**Stated exercise**
Find each line in the following listing that has the string "AMSEAS", then state the count and nothing else.

**Records**
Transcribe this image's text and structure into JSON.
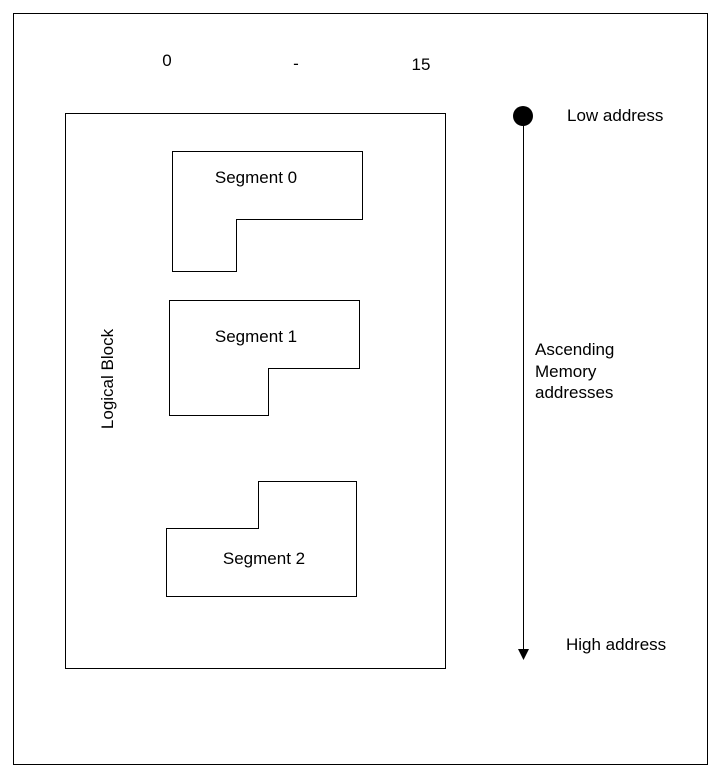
{
  "header": {
    "range_start": "0",
    "range_separator": "-",
    "range_end": "15"
  },
  "block": {
    "label": "Logical Block",
    "segments": [
      {
        "label": "Segment 0"
      },
      {
        "label": "Segment 1"
      },
      {
        "label": "Segment 2"
      }
    ]
  },
  "address_axis": {
    "low_label": "Low address",
    "high_label": "High address",
    "direction_label_lines": [
      "Ascending",
      "Memory",
      "addresses"
    ]
  }
}
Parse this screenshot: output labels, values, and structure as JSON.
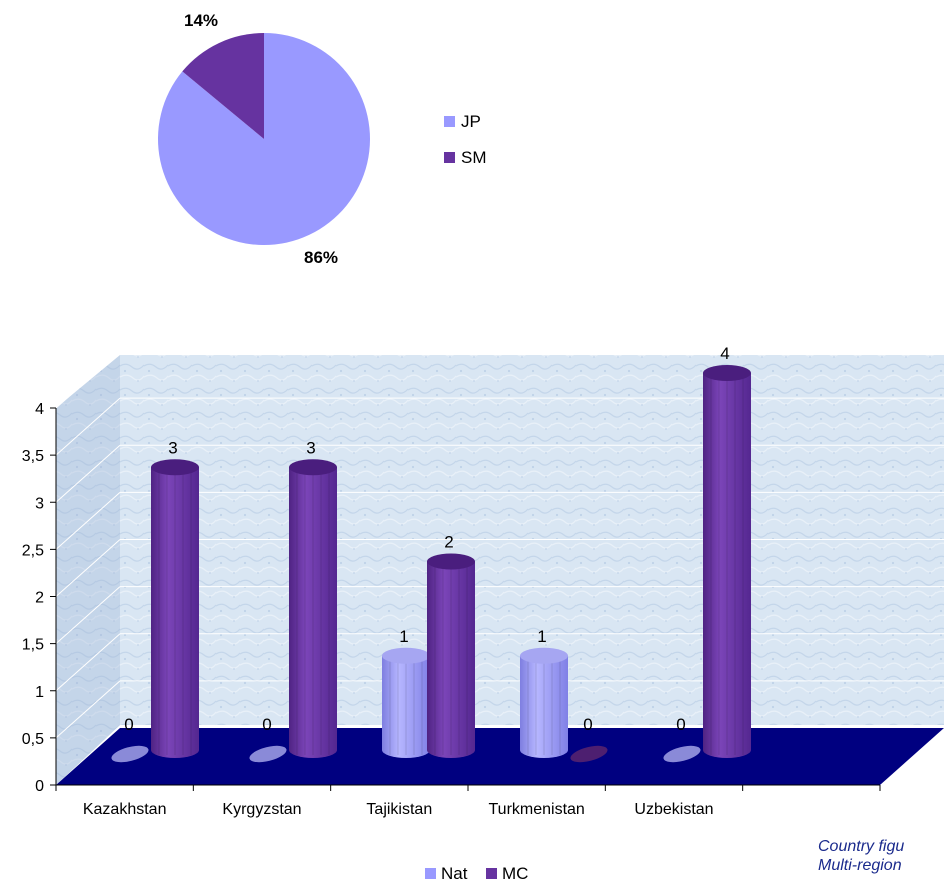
{
  "colors": {
    "nat": "#9999ff",
    "mc": "#6633a0",
    "floor": "#000080"
  },
  "chart_data": [
    {
      "type": "pie",
      "slices": [
        {
          "name": "JP",
          "value": 86,
          "label": "86%"
        },
        {
          "name": "SM",
          "value": 14,
          "label": "14%"
        }
      ],
      "legend": [
        "JP",
        "SM"
      ],
      "legend_position": "right"
    },
    {
      "type": "bar",
      "style": "3d-cylinder",
      "categories": [
        "Kazakhstan",
        "Kyrgyzstan",
        "Tajikistan",
        "Turkmenistan",
        "Uzbekistan"
      ],
      "series": [
        {
          "name": "Nat",
          "values": [
            0,
            0,
            1,
            1,
            0
          ]
        },
        {
          "name": "MC",
          "values": [
            3,
            3,
            2,
            0,
            4
          ]
        }
      ],
      "ylim": [
        0,
        4
      ],
      "yticks": [
        "0",
        "0,5",
        "1",
        "1,5",
        "2",
        "2,5",
        "3",
        "3,5",
        "4"
      ],
      "grid": true,
      "legend_position": "bottom"
    }
  ],
  "note": {
    "line1": "Country figu",
    "line2": "Multi-region"
  }
}
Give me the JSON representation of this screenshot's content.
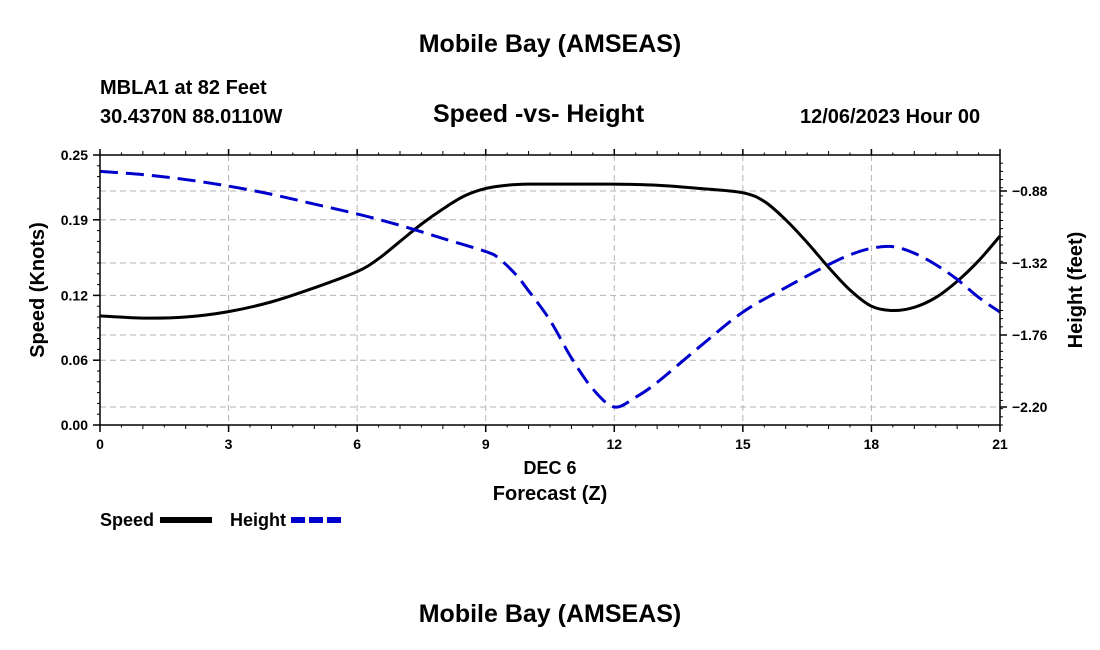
{
  "header": {
    "title": "Mobile Bay (AMSEAS)",
    "station": "MBLA1 at 82 Feet",
    "coordinates": "30.4370N  88.0110W",
    "date_hour": "12/06/2023 Hour 00"
  },
  "footer": {
    "title": "Mobile Bay (AMSEAS)"
  },
  "chart_data": {
    "type": "line",
    "title": "Speed -vs- Height",
    "xlabel_date": "DEC 6",
    "xlabel": "Forecast (Z)",
    "ylabel_left": "Speed (Knots)",
    "ylabel_right": "Height (feet)",
    "xlim": [
      0,
      21
    ],
    "xticks": [
      0,
      3,
      6,
      9,
      12,
      15,
      18,
      21
    ],
    "ylim_left": [
      0,
      0.25
    ],
    "yticks_left": [
      "0.00",
      "0.06",
      "0.12",
      "0.19",
      "0.25"
    ],
    "ylim_right": [
      -2.31,
      -0.66
    ],
    "yticks_right": [
      "-0.88",
      "-1.32",
      "-1.76",
      "-2.20"
    ],
    "grid": true,
    "legend": {
      "placement": "bottom-left",
      "entries": [
        {
          "label": "Speed",
          "color": "#000000",
          "style": "solid"
        },
        {
          "label": "Height",
          "color": "#0000cc",
          "style": "dashed"
        }
      ]
    },
    "series": [
      {
        "name": "Speed",
        "axis": "left",
        "color": "#000000",
        "style": "solid",
        "x": [
          0,
          1,
          2,
          3,
          4,
          5,
          6,
          6.5,
          7,
          7.5,
          8,
          8.5,
          9,
          9.5,
          10,
          11,
          12,
          13,
          14,
          15,
          15.5,
          16,
          16.5,
          17,
          17.5,
          18,
          18.5,
          19,
          19.5,
          20,
          20.5,
          21
        ],
        "values": [
          0.101,
          0.099,
          0.1,
          0.105,
          0.114,
          0.127,
          0.142,
          0.154,
          0.17,
          0.186,
          0.2,
          0.212,
          0.219,
          0.222,
          0.223,
          0.223,
          0.223,
          0.222,
          0.219,
          0.215,
          0.207,
          0.19,
          0.169,
          0.146,
          0.125,
          0.11,
          0.106,
          0.109,
          0.118,
          0.133,
          0.152,
          0.175
        ]
      },
      {
        "name": "Height",
        "axis": "right",
        "color": "#0000cc",
        "style": "dashed",
        "x": [
          0,
          1,
          2,
          3,
          4,
          5,
          6,
          7,
          8,
          9,
          9.3,
          9.7,
          10,
          10.5,
          11,
          11.5,
          12,
          12.5,
          13,
          14,
          15,
          16,
          17,
          17.5,
          18,
          18.5,
          19,
          19.5,
          20,
          20.5,
          21
        ],
        "values": [
          -0.76,
          -0.78,
          -0.81,
          -0.85,
          -0.9,
          -0.96,
          -1.02,
          -1.09,
          -1.17,
          -1.25,
          -1.29,
          -1.39,
          -1.49,
          -1.67,
          -1.9,
          -2.09,
          -2.2,
          -2.14,
          -2.05,
          -1.83,
          -1.62,
          -1.47,
          -1.33,
          -1.27,
          -1.23,
          -1.22,
          -1.26,
          -1.33,
          -1.42,
          -1.53,
          -1.62
        ]
      }
    ]
  }
}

**Solution for this problem**
2